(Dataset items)
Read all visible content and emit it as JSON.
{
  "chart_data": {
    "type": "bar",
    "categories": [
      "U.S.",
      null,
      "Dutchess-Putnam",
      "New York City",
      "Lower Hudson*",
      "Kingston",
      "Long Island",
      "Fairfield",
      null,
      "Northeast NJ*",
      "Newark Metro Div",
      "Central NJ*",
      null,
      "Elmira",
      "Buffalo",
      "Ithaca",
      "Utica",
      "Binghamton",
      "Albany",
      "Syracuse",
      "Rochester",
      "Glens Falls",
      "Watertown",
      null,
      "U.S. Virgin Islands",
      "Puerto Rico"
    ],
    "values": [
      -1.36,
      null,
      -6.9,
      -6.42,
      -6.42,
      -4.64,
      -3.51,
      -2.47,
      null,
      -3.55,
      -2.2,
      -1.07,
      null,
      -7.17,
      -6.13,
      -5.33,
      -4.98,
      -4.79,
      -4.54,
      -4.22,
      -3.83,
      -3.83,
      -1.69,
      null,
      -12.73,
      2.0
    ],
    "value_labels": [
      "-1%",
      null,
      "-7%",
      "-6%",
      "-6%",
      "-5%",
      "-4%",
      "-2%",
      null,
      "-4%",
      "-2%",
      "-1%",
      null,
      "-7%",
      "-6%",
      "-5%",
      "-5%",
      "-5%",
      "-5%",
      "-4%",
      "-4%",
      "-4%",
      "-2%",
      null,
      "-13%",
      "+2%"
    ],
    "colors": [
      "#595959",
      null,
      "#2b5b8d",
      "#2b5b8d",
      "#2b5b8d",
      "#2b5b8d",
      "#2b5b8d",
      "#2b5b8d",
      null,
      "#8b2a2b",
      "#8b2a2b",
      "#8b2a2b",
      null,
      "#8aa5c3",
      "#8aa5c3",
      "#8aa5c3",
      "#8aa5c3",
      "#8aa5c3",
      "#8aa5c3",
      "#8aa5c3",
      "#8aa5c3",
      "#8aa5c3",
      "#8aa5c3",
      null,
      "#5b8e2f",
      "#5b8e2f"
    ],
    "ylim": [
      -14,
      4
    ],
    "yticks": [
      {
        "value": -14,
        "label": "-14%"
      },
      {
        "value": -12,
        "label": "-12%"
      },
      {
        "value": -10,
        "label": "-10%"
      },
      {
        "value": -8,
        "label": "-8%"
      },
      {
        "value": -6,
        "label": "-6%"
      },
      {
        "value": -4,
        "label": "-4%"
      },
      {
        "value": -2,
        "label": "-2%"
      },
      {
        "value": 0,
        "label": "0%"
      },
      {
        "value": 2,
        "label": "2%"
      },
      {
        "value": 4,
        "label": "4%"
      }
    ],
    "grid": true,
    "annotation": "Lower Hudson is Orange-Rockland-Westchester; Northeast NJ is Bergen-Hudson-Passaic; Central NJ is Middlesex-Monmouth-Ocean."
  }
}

▶ [WORK TO DO]:
Look through the entries above and report the number of lines that contain "Hudson". Write only the number.

▶ [ANSWER FOR THE TASK]:
2